Start of Block
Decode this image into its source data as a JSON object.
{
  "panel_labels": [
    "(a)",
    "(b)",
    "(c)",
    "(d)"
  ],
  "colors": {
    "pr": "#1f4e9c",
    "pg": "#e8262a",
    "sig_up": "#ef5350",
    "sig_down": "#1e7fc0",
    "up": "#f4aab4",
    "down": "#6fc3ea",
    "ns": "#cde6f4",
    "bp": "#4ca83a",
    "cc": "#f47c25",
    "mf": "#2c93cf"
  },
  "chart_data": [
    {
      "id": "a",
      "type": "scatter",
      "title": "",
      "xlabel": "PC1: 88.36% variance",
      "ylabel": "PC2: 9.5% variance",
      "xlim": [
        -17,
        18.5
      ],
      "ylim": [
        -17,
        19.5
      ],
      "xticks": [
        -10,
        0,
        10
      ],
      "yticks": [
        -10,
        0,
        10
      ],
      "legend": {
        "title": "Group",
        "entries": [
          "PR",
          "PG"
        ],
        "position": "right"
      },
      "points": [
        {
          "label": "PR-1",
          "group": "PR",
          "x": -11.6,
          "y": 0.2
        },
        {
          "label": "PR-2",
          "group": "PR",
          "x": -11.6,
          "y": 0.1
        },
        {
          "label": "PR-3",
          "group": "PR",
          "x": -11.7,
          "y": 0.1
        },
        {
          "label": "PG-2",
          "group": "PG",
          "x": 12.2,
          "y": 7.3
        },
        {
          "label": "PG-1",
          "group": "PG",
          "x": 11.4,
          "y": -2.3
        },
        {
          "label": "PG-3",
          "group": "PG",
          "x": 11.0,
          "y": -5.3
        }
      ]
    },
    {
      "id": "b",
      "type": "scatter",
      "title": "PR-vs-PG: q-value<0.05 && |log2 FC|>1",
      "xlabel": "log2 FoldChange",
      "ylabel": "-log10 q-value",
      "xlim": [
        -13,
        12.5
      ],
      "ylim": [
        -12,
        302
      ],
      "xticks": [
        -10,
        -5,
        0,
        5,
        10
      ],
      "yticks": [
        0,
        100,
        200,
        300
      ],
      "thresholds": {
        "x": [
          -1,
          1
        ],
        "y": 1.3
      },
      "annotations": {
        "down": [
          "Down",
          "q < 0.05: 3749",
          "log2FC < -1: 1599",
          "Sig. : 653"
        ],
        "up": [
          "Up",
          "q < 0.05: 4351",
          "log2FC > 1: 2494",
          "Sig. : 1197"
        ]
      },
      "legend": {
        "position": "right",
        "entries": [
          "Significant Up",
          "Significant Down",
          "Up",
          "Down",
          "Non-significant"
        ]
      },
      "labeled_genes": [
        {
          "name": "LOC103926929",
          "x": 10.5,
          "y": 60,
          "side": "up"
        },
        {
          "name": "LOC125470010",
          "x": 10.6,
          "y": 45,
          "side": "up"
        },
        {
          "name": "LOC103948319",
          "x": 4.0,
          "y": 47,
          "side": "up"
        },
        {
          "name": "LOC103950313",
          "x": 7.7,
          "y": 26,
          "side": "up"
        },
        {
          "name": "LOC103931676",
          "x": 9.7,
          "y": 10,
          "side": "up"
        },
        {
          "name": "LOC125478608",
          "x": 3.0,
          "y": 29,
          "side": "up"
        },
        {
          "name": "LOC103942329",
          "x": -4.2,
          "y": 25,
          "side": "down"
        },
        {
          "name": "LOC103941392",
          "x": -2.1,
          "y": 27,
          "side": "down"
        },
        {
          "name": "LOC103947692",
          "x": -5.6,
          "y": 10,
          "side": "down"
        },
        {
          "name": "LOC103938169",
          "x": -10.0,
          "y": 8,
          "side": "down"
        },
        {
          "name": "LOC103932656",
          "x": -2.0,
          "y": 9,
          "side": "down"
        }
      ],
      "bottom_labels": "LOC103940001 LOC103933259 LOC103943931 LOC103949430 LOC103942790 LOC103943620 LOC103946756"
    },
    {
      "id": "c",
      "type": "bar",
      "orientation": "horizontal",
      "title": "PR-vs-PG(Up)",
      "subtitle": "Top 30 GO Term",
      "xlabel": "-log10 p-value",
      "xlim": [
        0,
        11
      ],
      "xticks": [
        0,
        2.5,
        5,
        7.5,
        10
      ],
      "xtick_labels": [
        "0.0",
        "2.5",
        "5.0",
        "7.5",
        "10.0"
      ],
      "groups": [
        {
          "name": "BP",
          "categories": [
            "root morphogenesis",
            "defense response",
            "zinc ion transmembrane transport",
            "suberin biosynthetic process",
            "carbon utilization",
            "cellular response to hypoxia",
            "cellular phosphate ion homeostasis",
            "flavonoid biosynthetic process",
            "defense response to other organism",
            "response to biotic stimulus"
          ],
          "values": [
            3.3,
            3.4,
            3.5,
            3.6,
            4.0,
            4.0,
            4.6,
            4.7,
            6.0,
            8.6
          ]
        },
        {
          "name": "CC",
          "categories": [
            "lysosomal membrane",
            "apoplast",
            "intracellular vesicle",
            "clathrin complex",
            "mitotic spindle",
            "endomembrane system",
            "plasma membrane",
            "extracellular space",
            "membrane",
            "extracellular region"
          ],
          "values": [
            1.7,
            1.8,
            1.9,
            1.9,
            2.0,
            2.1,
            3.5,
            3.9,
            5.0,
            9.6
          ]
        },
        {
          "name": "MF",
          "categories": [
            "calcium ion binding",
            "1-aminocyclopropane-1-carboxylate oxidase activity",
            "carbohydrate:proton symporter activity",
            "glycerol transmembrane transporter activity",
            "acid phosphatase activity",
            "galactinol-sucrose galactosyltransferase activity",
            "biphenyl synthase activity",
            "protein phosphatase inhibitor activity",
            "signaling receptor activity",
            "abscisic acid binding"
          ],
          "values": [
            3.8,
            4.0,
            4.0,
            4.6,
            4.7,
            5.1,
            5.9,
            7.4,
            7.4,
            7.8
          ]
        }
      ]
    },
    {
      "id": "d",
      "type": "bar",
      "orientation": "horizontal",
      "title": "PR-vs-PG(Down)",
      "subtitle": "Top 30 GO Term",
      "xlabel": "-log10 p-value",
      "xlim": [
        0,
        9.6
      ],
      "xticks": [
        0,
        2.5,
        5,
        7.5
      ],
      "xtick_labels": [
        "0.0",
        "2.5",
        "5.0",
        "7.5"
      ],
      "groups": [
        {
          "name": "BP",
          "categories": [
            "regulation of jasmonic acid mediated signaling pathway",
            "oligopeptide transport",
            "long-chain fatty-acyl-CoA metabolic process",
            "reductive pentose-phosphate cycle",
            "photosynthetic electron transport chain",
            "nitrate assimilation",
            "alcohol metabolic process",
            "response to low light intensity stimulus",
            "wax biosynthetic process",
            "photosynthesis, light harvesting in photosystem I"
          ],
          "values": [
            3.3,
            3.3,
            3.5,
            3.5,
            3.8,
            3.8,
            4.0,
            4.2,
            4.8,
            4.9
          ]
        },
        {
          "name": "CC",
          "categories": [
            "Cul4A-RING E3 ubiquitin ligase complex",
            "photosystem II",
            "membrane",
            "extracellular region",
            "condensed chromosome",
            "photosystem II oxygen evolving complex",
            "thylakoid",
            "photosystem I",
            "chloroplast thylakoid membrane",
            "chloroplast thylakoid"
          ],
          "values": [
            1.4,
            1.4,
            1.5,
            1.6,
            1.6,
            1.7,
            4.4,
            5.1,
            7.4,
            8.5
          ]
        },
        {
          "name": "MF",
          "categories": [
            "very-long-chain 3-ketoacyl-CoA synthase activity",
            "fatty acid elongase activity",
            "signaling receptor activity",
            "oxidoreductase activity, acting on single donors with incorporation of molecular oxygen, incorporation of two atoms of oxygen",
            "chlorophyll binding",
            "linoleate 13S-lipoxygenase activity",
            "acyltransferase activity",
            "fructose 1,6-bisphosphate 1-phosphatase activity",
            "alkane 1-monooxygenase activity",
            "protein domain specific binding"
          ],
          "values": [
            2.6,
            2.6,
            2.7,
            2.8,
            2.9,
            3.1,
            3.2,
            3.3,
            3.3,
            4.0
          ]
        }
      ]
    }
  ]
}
End of Block
Report each line of the records that holds the word "protein".

            "protein phosphatase inhibitor activity",
            "protein domain specific binding"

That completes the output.